= SET TASK =
Look at the entries below and reproduce them exactly.

(Extracted records)

----

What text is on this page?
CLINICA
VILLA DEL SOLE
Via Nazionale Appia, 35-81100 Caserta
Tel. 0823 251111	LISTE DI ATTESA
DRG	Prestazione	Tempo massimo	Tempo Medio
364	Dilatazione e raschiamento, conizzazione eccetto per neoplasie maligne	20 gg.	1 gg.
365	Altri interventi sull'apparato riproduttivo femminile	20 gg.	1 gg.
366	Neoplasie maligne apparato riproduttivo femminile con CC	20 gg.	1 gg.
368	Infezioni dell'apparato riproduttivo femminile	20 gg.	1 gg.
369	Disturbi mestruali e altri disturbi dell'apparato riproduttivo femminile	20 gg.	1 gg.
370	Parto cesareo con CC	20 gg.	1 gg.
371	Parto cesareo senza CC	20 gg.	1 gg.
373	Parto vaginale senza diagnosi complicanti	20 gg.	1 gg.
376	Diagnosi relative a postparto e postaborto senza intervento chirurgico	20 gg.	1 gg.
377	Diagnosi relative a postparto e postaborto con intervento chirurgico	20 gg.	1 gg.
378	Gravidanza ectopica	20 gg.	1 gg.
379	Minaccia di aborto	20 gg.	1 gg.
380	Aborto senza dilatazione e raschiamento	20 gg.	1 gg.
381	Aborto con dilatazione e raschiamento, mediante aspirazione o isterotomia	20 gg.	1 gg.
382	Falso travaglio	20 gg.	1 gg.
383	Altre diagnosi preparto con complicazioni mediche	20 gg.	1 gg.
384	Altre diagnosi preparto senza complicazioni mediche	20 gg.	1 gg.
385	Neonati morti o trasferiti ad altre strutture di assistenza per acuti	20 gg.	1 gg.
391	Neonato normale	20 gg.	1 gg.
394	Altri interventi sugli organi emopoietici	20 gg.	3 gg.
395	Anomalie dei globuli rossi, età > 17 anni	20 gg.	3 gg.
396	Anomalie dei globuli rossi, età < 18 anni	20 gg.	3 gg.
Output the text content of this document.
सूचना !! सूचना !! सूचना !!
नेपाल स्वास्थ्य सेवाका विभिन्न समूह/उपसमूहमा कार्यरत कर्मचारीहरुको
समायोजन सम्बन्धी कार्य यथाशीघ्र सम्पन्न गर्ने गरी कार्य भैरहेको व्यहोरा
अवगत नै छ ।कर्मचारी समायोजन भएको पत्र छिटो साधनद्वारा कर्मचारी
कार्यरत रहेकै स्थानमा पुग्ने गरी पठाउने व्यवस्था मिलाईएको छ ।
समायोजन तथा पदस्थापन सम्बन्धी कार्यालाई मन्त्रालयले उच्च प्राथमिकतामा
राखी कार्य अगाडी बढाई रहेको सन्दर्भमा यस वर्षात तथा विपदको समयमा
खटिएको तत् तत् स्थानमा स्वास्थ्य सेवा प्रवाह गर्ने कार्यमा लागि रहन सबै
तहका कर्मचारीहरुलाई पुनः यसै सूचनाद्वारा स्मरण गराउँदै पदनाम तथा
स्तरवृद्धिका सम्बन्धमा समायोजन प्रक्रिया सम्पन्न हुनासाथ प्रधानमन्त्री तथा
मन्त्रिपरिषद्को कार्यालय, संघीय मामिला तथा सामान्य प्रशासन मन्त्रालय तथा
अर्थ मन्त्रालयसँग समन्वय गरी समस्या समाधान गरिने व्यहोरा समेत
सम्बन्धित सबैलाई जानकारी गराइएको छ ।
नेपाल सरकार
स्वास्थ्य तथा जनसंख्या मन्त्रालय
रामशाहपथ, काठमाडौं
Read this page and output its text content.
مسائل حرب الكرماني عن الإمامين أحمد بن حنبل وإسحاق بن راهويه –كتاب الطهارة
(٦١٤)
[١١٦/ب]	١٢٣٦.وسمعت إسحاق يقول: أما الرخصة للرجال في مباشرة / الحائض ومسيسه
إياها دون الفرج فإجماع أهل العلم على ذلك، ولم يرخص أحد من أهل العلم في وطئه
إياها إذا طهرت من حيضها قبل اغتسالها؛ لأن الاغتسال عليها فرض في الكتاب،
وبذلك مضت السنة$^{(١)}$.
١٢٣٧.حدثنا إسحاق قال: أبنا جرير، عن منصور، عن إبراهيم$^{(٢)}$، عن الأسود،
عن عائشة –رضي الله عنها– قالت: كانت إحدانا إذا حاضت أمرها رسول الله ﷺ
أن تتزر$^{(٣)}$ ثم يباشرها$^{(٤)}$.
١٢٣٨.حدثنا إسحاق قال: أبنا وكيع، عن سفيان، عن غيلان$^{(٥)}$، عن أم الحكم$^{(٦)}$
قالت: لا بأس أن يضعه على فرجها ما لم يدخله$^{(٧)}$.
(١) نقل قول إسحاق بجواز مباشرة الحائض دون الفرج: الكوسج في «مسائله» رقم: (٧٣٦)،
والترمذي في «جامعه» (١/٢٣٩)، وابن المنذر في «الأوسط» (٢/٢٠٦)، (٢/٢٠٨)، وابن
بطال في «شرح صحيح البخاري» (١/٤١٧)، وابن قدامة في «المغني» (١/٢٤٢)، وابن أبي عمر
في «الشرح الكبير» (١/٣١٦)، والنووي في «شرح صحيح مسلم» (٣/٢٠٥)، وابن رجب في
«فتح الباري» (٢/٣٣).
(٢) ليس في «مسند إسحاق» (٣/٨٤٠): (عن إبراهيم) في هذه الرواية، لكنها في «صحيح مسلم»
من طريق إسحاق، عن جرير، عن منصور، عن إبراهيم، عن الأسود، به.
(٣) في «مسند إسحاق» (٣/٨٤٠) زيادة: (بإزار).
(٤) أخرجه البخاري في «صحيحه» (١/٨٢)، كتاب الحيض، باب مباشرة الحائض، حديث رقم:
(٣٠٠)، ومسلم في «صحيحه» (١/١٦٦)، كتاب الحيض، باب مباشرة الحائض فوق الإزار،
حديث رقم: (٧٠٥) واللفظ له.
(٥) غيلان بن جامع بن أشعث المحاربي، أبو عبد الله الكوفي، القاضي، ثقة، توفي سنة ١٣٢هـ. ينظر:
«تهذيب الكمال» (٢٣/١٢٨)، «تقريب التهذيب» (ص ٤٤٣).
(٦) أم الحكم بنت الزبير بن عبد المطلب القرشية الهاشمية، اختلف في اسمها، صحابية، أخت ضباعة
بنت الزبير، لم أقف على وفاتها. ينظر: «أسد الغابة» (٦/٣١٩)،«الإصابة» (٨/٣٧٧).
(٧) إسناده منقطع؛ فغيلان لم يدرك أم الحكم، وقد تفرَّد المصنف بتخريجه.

----

= RESPONSE TO THIS EXERCISE =
What text is on this page?
CLINICA
VILLA DEL SOLE
Via Nazionale Appia, 35-81100 Caserta
Tel. 0823 251111	LISTE DI ATTESA
DRG	Prestazione	Tempo massimo	Tempo Medio
364	Dilatazione e raschiamento, conizzazione eccetto per neoplasie maligne	20 gg.	1 gg.
365	Altri interventi sull'apparato riproduttivo femminile	20 gg.	1 gg.
366	Neoplasie maligne apparato riproduttivo femminile con CC	20 gg.	1 gg.
368	Infezioni dell'apparato riproduttivo femminile	20 gg.	1 gg.
369	Disturbi mestruali e altri disturbi dell'apparato riproduttivo femminile	20 gg.	1 gg.
370	Parto cesareo con CC	20 gg.	1 gg.
371	Parto cesareo senza CC	20 gg.	1 gg.
373	Parto vaginale senza diagnosi complicanti	20 gg.	1 gg.
376	Diagnosi relative a postparto e postaborto senza intervento chirurgico	20 gg.	1 gg.
377	Diagnosi relative a postparto e postaborto con intervento chirurgico	20 gg.	1 gg.
378	Gravidanza ectopica	20 gg.	1 gg.
379	Minaccia di aborto	20 gg.	1 gg.
380	Aborto senza dilatazione e raschiamento	20 gg.	1 gg.
381	Aborto con dilatazione e raschiamento, mediante aspirazione o isterotomia	20 gg.	1 gg.
382	Falso travaglio	20 gg.	1 gg.
383	Altre diagnosi preparto con complicazioni mediche	20 gg.	1 gg.
384	Altre diagnosi preparto senza complicazioni mediche	20 gg.	1 gg.
385	Neonati morti o trasferiti ad altre strutture di assistenza per acuti	20 gg.	1 gg.
391	Neonato normale	20 gg.	1 gg.
394	Altri interventi sugli organi emopoietici	20 gg.	3 gg.
395	Anomalie dei globuli rossi, età > 17 anni	20 gg.	3 gg.
396	Anomalie dei globuli rossi, età < 18 anni	20 gg.	3 gg.
Output the text content of this document.
सूचना !! सूचना !! सूचना !!
नेपाल स्वास्थ्य सेवाका विभिन्न समूह/उपसमूहमा कार्यरत कर्मचारीहरुको
समायोजन सम्बन्धी कार्य यथाशीघ्र सम्पन्न गर्ने गरी कार्य भैरहेको व्यहोरा
अवगत नै छ ।कर्मचारी समायोजन भएको पत्र छिटो साधनद्वारा कर्मचारी
कार्यरत रहेकै स्थानमा पुग्ने गरी पठाउने व्यवस्था मिलाईएको छ ।
समायोजन तथा पदस्थापन सम्बन्धी कार्यालाई मन्त्रालयले उच्च प्राथमिकतामा
राखी कार्य अगाडी बढाई रहेको सन्दर्भमा यस वर्षात तथा विपदको समयमा
खटिएको तत् तत् स्थानमा स्वास्थ्य सेवा प्रवाह गर्ने कार्यमा लागि रहन सबै
तहका कर्मचारीहरुलाई पुनः यसै सूचनाद्वारा स्मरण गराउँदै पदनाम तथा
स्तरवृद्धिका सम्बन्धमा समायोजन प्रक्रिया सम्पन्न हुनासाथ प्रधानमन्त्री तथा
मन्त्रिपरिषद्को कार्यालय, संघीय मामिला तथा सामान्य प्रशासन मन्त्रालय तथा
अर्थ मन्त्रालयसँग समन्वय गरी समस्या समाधान गरिने व्यहोरा समेत
सम्बन्धित सबैलाई जानकारी गराइएको छ ।
नेपाल सरकार
स्वास्थ्य तथा जनसंख्या मन्त्रालय
रामशाहपथ, काठमाडौं
Read this page and output its text content.
مسائل حرب الكرماني عن الإمامين أحمد بن حنبل وإسحاق بن راهويه –كتاب الطهارة
(٦١٤)
[١١٦/ب]	١٢٣٦.وسمعت إسحاق يقول: أما الرخصة للرجال في مباشرة / الحائض ومسيسه
إياها دون الفرج فإجماع أهل العلم على ذلك، ولم يرخص أحد من أهل العلم في وطئه
إياها إذا طهرت من حيضها قبل اغتسالها؛ لأن الاغتسال عليها فرض في الكتاب،
وبذلك مضت السنة$^{(١)}$.
١٢٣٧.حدثنا إسحاق قال: أبنا جرير، عن منصور، عن إبراهيم$^{(٢)}$، عن الأسود،
عن عائشة –رضي الله عنها– قالت: كانت إحدانا إذا حاضت أمرها رسول الله ﷺ
أن تتزر$^{(٣)}$ ثم يباشرها$^{(٤)}$.
١٢٣٨.حدثنا إسحاق قال: أبنا وكيع، عن سفيان، عن غيلان$^{(٥)}$، عن أم الحكم$^{(٦)}$
قالت: لا بأس أن يضعه على فرجها ما لم يدخله$^{(٧)}$.
(١) نقل قول إسحاق بجواز مباشرة الحائض دون الفرج: الكوسج في «مسائله» رقم: (٧٣٦)،
والترمذي في «جامعه» (١/٢٣٩)، وابن المنذر في «الأوسط» (٢/٢٠٦)، (٢/٢٠٨)، وابن
بطال في «شرح صحيح البخاري» (١/٤١٧)، وابن قدامة في «المغني» (١/٢٤٢)، وابن أبي عمر
في «الشرح الكبير» (١/٣١٦)، والنووي في «شرح صحيح مسلم» (٣/٢٠٥)، وابن رجب في
«فتح الباري» (٢/٣٣).
(٢) ليس في «مسند إسحاق» (٣/٨٤٠): (عن إبراهيم) في هذه الرواية، لكنها في «صحيح مسلم»
من طريق إسحاق، عن جرير، عن منصور، عن إبراهيم، عن الأسود، به.
(٣) في «مسند إسحاق» (٣/٨٤٠) زيادة: (بإزار).
(٤) أخرجه البخاري في «صحيحه» (١/٨٢)، كتاب الحيض، باب مباشرة الحائض، حديث رقم:
(٣٠٠)، ومسلم في «صحيحه» (١/١٦٦)، كتاب الحيض، باب مباشرة الحائض فوق الإزار،
حديث رقم: (٧٠٥) واللفظ له.
(٥) غيلان بن جامع بن أشعث المحاربي، أبو عبد الله الكوفي، القاضي، ثقة، توفي سنة ١٣٢هـ. ينظر:
«تهذيب الكمال» (٢٣/١٢٨)، «تقريب التهذيب» (ص ٤٤٣).
(٦) أم الحكم بنت الزبير بن عبد المطلب القرشية الهاشمية، اختلف في اسمها، صحابية، أخت ضباعة
بنت الزبير، لم أقف على وفاتها. ينظر: «أسد الغابة» (٦/٣١٩)،«الإصابة» (٨/٣٧٧).
(٧) إسناده منقطع؛ فغيلان لم يدرك أم الحكم، وقد تفرَّد المصنف بتخريجه.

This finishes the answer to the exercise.